## [Required work]
Tally the lines that contain the string "name" and state that total without comment.

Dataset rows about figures
# # #
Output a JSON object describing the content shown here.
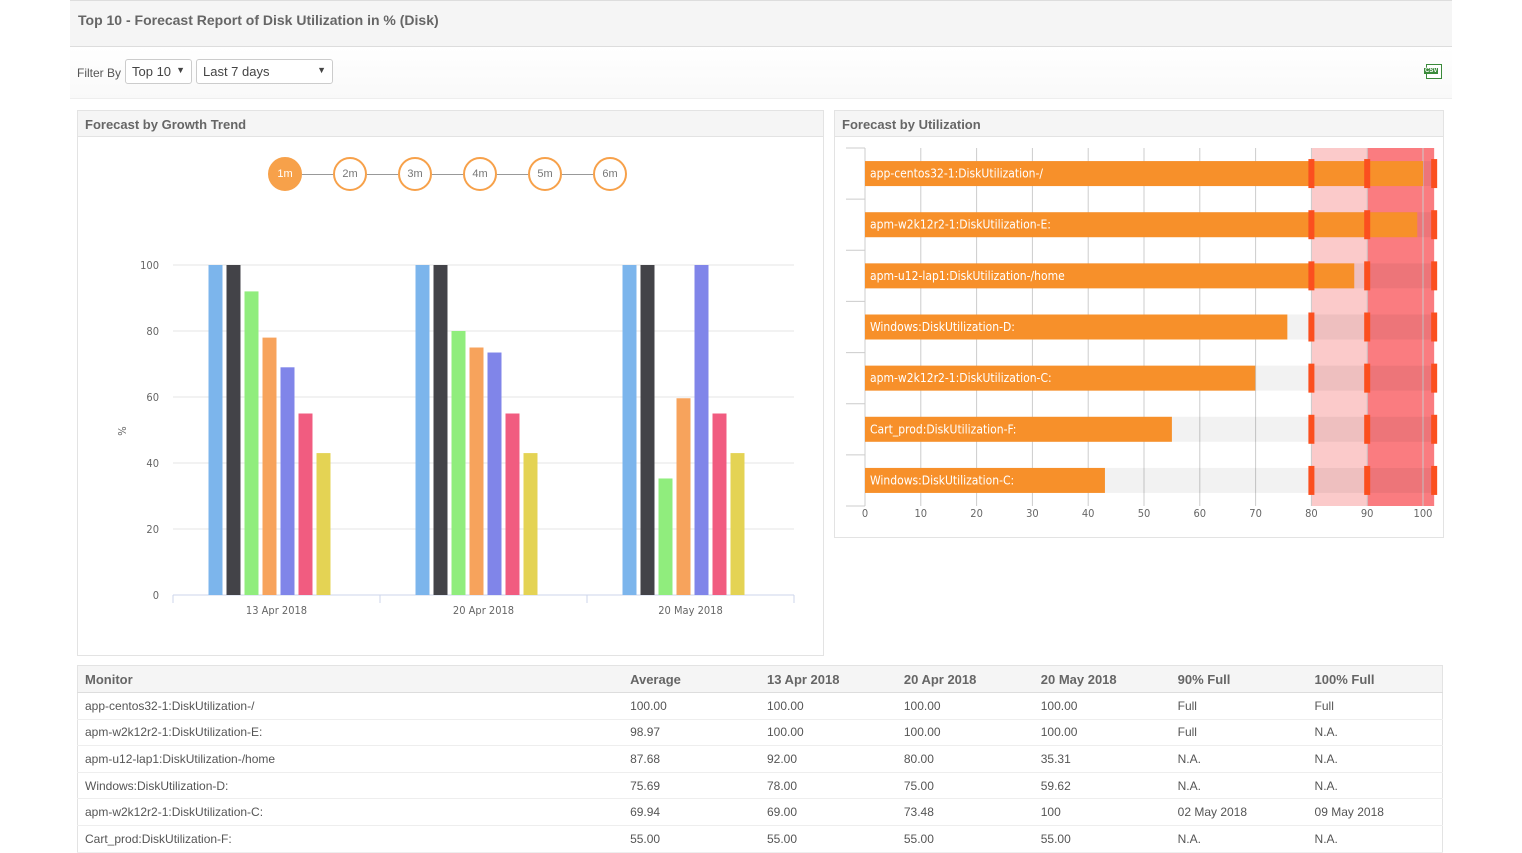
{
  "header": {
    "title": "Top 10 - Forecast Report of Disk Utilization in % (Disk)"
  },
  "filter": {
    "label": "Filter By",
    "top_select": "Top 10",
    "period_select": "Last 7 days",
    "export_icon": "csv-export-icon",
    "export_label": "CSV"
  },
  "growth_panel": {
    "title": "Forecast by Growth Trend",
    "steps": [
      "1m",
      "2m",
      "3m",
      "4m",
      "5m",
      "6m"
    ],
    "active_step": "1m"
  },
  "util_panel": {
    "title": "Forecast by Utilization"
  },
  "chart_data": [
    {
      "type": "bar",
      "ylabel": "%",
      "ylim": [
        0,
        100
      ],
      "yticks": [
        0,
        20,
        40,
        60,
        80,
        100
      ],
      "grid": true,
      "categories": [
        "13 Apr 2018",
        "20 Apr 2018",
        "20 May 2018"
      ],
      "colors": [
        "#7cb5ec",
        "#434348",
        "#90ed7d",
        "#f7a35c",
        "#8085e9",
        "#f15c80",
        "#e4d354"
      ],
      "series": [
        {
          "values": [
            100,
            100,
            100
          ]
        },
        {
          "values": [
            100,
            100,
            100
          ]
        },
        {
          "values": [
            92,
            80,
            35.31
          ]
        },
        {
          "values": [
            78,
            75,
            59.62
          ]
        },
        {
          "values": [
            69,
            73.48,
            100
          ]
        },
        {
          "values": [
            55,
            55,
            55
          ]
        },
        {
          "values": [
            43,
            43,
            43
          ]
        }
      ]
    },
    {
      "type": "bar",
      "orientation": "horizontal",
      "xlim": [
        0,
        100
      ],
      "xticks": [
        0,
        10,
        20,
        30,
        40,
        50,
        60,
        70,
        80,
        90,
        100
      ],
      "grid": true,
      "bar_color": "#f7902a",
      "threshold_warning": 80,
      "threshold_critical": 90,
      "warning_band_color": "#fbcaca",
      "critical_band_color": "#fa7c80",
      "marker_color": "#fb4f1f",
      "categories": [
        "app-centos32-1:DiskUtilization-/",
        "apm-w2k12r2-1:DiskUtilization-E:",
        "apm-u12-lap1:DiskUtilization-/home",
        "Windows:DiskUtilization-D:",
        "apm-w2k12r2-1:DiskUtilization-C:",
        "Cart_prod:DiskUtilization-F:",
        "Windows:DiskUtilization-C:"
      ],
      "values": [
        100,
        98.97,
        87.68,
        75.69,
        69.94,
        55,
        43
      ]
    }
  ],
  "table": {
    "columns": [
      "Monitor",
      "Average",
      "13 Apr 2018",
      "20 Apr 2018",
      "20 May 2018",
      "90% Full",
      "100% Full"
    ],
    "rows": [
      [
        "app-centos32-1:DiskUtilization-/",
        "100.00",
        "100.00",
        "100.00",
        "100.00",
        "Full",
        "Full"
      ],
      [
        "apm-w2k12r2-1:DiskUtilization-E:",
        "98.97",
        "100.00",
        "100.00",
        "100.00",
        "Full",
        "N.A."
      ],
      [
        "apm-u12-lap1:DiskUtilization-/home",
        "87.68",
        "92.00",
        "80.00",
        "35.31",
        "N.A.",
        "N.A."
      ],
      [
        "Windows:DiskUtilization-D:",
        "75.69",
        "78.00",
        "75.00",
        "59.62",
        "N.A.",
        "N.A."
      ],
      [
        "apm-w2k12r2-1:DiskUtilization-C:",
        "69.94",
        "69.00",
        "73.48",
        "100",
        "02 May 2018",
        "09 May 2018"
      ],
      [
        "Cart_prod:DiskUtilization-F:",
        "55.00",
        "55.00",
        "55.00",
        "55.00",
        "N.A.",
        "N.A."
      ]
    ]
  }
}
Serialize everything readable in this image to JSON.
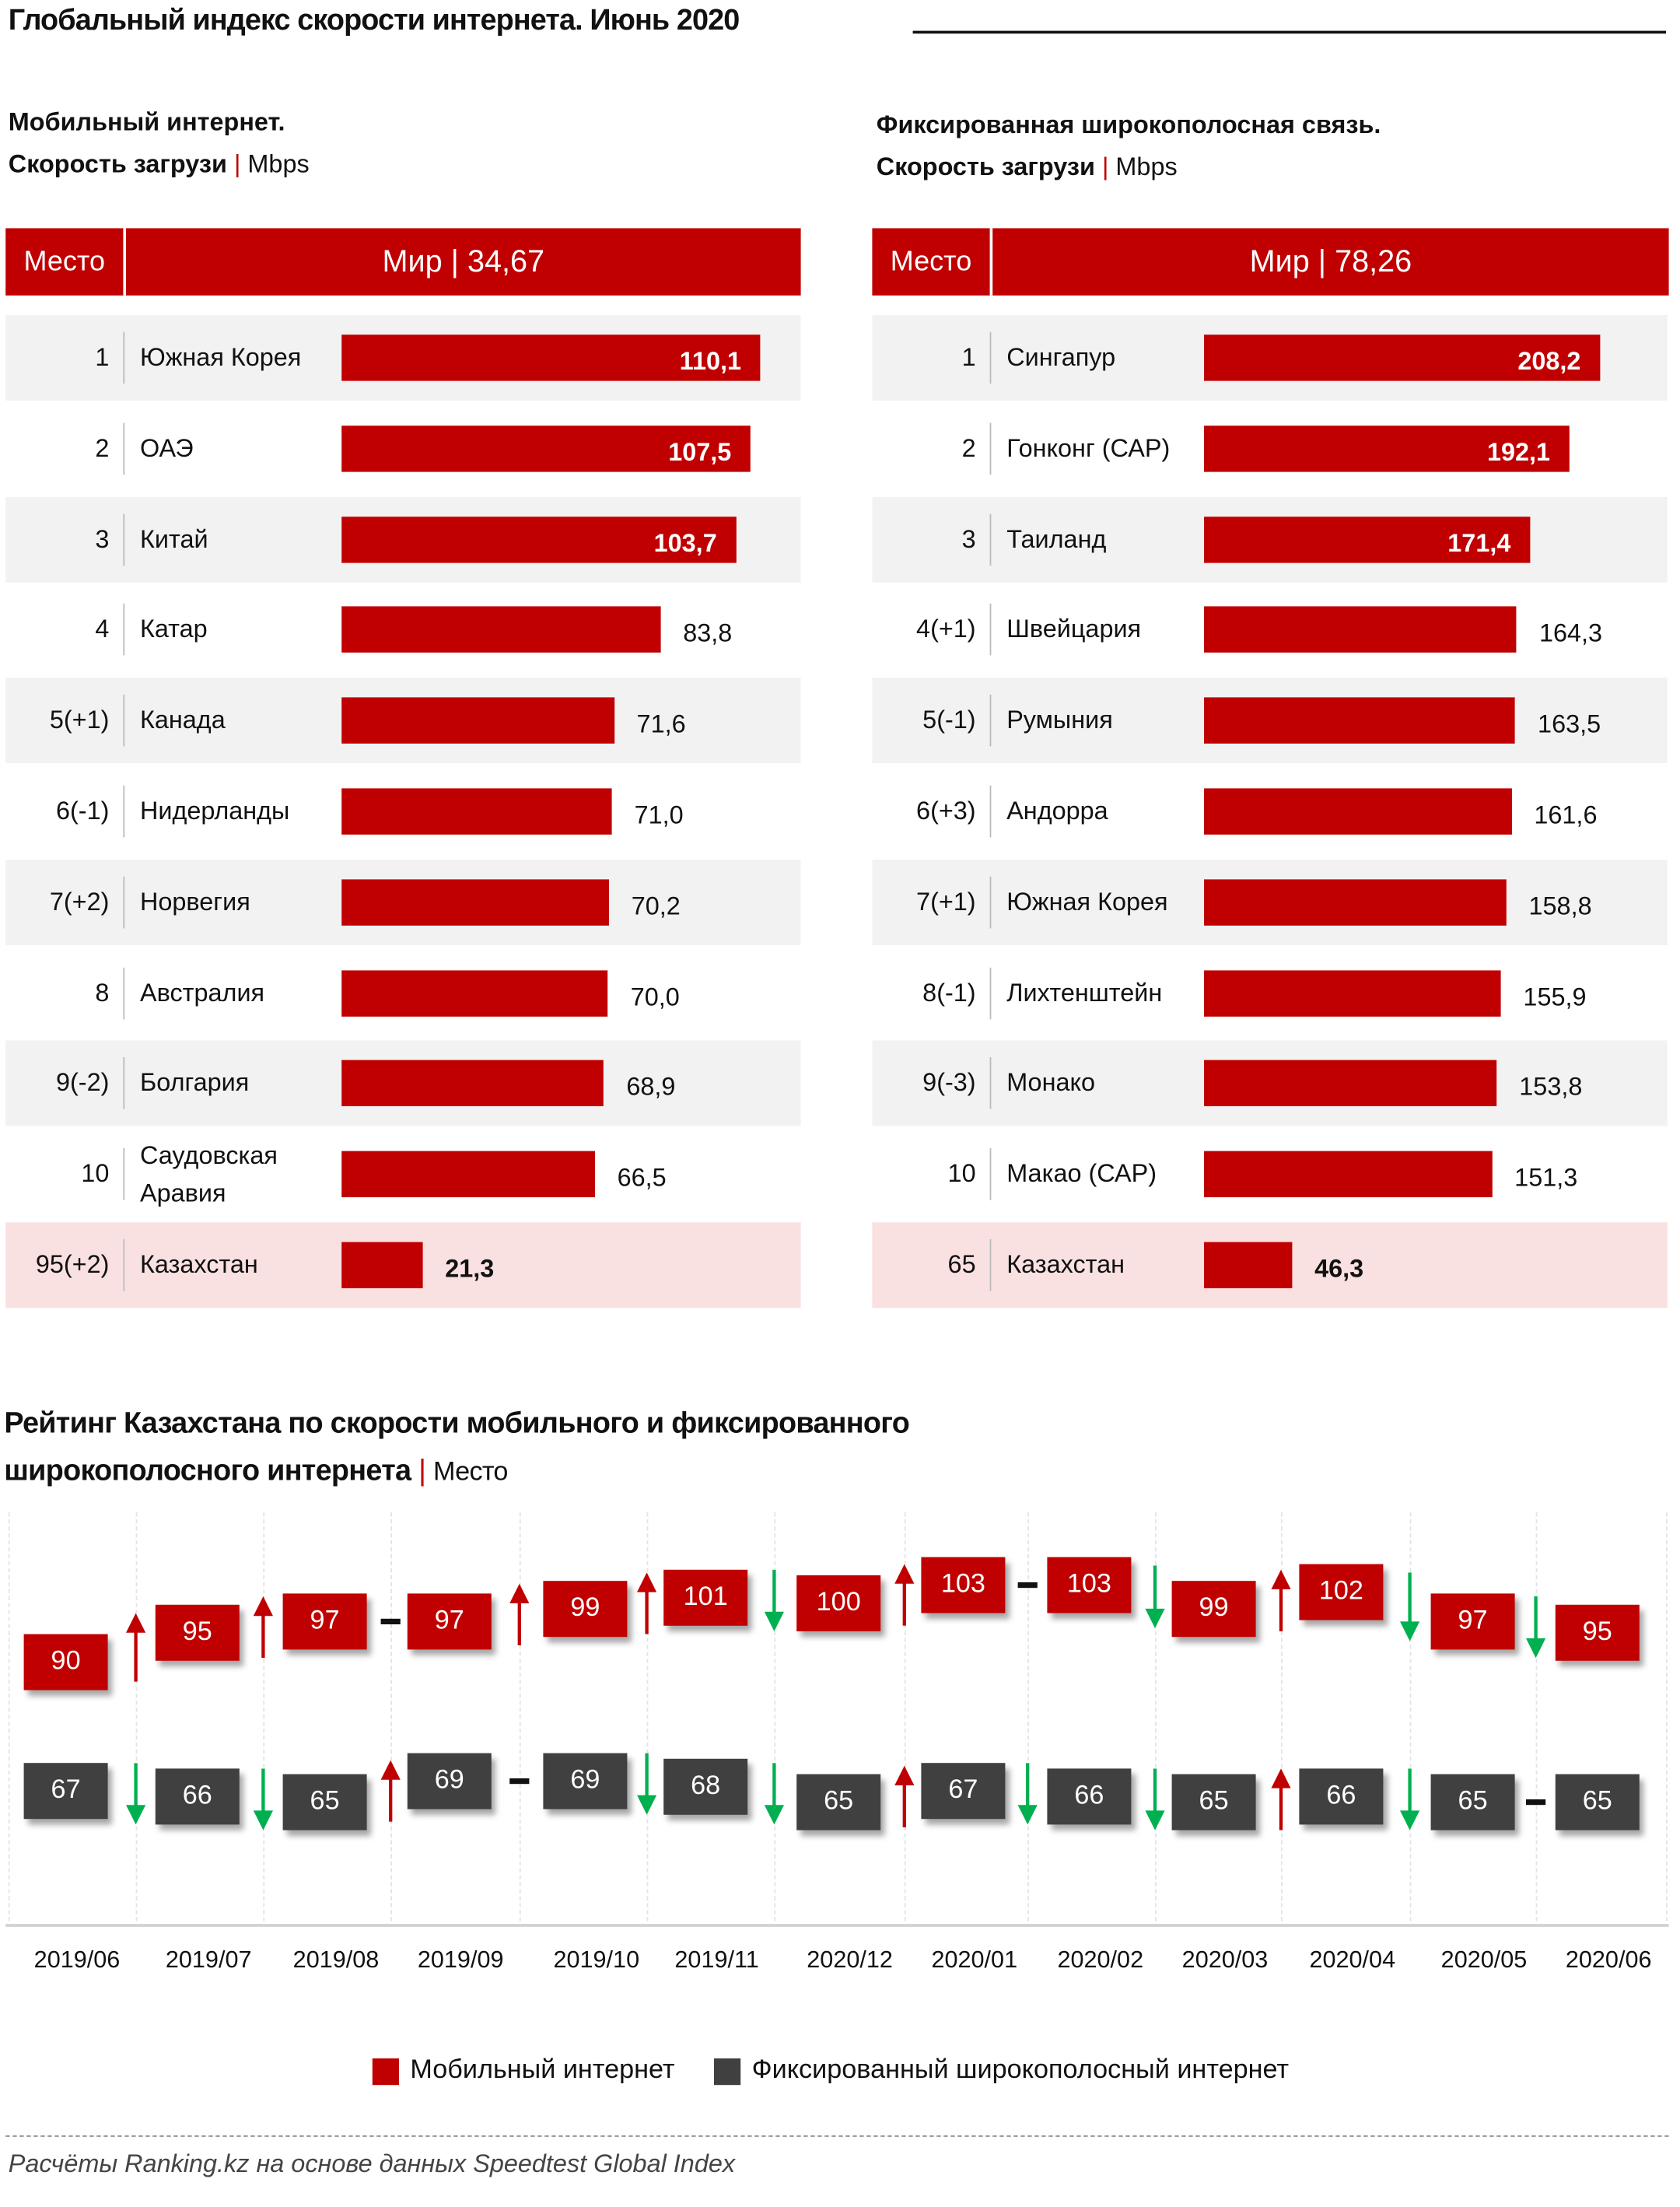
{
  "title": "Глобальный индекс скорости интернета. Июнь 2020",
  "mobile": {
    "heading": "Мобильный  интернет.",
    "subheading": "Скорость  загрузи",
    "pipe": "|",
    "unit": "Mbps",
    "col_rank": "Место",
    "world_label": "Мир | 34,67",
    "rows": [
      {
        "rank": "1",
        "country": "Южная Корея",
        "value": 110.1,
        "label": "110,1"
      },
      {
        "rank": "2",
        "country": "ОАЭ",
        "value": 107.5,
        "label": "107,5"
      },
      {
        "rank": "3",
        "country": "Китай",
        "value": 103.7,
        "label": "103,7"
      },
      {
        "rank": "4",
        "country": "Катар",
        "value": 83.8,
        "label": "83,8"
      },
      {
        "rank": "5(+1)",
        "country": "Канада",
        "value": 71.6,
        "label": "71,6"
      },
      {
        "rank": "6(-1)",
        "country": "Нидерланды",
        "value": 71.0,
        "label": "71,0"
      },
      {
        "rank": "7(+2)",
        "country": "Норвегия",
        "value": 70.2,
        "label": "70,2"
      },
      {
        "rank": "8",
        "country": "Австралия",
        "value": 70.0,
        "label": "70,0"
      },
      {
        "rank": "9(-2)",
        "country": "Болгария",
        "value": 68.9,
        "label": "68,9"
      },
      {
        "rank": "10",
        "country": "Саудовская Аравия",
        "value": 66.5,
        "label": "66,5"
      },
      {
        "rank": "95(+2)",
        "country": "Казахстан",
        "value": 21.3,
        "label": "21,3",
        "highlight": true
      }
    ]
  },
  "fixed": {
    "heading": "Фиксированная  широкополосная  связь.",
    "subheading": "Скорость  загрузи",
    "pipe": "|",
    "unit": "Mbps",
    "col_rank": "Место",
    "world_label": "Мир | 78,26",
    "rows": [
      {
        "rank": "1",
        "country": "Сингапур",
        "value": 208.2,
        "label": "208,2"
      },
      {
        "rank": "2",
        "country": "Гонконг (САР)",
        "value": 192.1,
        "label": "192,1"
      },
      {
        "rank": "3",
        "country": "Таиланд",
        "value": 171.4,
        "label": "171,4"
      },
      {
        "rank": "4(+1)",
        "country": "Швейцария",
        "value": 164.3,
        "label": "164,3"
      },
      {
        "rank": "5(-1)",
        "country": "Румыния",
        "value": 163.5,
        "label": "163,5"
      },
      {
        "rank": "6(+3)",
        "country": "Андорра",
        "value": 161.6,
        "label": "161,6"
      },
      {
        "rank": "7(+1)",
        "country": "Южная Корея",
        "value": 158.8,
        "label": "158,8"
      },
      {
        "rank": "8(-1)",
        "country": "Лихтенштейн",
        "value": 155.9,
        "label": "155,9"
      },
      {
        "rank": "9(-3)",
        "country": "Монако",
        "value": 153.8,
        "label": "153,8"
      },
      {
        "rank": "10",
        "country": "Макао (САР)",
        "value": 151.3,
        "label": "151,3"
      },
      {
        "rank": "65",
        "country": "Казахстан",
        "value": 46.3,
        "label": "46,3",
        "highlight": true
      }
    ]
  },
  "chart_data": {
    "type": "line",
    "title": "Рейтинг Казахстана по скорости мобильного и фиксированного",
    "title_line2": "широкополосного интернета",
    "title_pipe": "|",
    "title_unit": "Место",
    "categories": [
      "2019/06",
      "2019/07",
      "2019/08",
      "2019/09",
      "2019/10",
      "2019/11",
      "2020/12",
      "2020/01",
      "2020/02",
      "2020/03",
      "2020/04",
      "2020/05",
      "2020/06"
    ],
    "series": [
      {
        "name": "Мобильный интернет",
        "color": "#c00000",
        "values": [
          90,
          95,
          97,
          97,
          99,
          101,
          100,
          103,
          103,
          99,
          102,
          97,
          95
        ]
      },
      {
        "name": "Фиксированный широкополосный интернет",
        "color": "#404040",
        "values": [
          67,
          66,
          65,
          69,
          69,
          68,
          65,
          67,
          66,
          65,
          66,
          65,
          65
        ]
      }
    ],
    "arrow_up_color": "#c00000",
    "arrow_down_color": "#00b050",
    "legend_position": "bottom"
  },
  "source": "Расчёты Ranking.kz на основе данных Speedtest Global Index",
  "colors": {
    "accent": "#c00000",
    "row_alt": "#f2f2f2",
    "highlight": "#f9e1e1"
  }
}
# # #
## [Output of the task]
2